**Problem to solve:**
Of all the lines in these entries, how many contain the string "KATERINE"? Give only that count.

start Data rows

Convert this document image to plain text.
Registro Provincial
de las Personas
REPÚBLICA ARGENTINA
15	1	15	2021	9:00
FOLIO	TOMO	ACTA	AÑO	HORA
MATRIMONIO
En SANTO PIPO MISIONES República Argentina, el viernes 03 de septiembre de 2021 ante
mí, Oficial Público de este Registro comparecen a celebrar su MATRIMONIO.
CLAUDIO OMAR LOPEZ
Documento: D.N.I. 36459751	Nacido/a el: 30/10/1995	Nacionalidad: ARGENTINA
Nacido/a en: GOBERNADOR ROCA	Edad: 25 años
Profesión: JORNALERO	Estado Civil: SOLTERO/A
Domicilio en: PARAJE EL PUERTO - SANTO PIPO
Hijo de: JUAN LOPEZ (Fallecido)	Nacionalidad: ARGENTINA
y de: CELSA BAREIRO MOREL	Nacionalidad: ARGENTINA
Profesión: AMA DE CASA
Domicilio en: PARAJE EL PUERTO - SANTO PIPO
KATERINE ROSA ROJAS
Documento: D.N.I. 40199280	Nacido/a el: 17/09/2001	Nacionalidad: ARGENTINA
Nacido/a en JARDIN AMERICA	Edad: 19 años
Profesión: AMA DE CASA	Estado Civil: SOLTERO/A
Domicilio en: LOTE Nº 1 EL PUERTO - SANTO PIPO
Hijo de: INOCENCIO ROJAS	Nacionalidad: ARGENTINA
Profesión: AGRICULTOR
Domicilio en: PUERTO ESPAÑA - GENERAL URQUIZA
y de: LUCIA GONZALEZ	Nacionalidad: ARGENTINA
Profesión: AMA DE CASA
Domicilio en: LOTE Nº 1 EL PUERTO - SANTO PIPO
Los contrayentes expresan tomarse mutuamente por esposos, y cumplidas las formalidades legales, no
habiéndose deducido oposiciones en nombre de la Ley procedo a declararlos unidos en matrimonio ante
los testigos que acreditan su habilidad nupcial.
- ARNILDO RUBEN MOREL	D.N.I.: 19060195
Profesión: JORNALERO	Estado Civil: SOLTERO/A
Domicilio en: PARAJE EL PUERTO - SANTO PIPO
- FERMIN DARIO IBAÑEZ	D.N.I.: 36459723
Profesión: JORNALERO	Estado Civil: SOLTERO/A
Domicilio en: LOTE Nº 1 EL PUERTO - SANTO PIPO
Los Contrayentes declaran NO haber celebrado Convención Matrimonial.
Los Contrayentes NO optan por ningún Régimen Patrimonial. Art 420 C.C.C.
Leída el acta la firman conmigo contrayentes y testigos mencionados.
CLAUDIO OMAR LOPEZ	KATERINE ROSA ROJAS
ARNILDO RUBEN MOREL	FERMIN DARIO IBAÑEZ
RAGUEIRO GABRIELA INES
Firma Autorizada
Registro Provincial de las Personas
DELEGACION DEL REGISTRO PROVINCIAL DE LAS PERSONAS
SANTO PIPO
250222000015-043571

end Data rows

**Correct output:**
2